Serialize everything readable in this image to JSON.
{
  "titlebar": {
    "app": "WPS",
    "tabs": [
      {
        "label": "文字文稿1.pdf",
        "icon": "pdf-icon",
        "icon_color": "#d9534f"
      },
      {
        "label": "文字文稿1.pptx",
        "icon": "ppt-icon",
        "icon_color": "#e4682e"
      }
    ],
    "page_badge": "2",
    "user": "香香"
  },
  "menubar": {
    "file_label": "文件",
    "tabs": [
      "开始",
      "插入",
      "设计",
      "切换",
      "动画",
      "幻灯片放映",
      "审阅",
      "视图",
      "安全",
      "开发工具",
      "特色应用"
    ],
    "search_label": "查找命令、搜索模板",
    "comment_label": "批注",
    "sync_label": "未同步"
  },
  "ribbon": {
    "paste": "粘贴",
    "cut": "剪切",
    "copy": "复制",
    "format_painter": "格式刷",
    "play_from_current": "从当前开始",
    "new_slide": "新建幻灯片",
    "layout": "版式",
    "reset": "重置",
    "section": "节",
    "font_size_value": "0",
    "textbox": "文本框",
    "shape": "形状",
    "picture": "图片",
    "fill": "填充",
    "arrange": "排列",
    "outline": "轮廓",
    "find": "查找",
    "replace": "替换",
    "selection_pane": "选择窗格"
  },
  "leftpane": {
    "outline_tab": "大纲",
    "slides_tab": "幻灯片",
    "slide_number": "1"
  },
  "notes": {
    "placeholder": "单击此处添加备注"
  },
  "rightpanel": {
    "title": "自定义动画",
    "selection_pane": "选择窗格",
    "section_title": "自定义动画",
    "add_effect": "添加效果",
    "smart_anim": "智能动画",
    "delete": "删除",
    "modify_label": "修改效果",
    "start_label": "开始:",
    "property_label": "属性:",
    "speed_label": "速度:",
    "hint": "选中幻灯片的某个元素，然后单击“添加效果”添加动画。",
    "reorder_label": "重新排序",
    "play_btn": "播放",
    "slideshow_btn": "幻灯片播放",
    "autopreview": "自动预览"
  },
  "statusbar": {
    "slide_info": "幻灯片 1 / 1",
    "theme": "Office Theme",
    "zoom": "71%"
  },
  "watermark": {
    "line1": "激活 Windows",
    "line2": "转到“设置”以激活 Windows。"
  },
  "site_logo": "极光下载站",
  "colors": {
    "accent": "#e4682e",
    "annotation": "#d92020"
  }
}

## Instructions to follow
Retype all the records, matching them exactly.

## Result below
Serialize everything readable in this image to JSON.
{
  "titlebar": {
    "app": "WPS",
    "tabs": [
      {
        "label": "文字文稿1.pdf",
        "icon": "pdf-icon",
        "icon_color": "#d9534f"
      },
      {
        "label": "文字文稿1.pptx",
        "icon": "ppt-icon",
        "icon_color": "#e4682e"
      }
    ],
    "page_badge": "2",
    "user": "香香"
  },
  "menubar": {
    "file_label": "文件",
    "tabs": [
      "开始",
      "插入",
      "设计",
      "切换",
      "动画",
      "幻灯片放映",
      "审阅",
      "视图",
      "安全",
      "开发工具",
      "特色应用"
    ],
    "search_label": "查找命令、搜索模板",
    "comment_label": "批注",
    "sync_label": "未同步"
  },
  "ribbon": {
    "paste": "粘贴",
    "cut": "剪切",
    "copy": "复制",
    "format_painter": "格式刷",
    "play_from_current": "从当前开始",
    "new_slide": "新建幻灯片",
    "layout": "版式",
    "reset": "重置",
    "section": "节",
    "font_size_value": "0",
    "textbox": "文本框",
    "shape": "形状",
    "picture": "图片",
    "fill": "填充",
    "arrange": "排列",
    "outline": "轮廓",
    "find": "查找",
    "replace": "替换",
    "selection_pane": "选择窗格"
  },
  "leftpane": {
    "outline_tab": "大纲",
    "slides_tab": "幻灯片",
    "slide_number": "1"
  },
  "notes": {
    "placeholder": "单击此处添加备注"
  },
  "rightpanel": {
    "title": "自定义动画",
    "selection_pane": "选择窗格",
    "section_title": "自定义动画",
    "add_effect": "添加效果",
    "smart_anim": "智能动画",
    "delete": "删除",
    "modify_label": "修改效果",
    "start_label": "开始:",
    "property_label": "属性:",
    "speed_label": "速度:",
    "hint": "选中幻灯片的某个元素，然后单击“添加效果”添加动画。",
    "reorder_label": "重新排序",
    "play_btn": "播放",
    "slideshow_btn": "幻灯片播放",
    "autopreview": "自动预览"
  },
  "statusbar": {
    "slide_info": "幻灯片 1 / 1",
    "theme": "Office Theme",
    "zoom": "71%"
  },
  "watermark": {
    "line1": "激活 Windows",
    "line2": "转到“设置”以激活 Windows。"
  },
  "site_logo": "极光下载站",
  "colors": {
    "accent": "#e4682e",
    "annotation": "#d92020"
  }
}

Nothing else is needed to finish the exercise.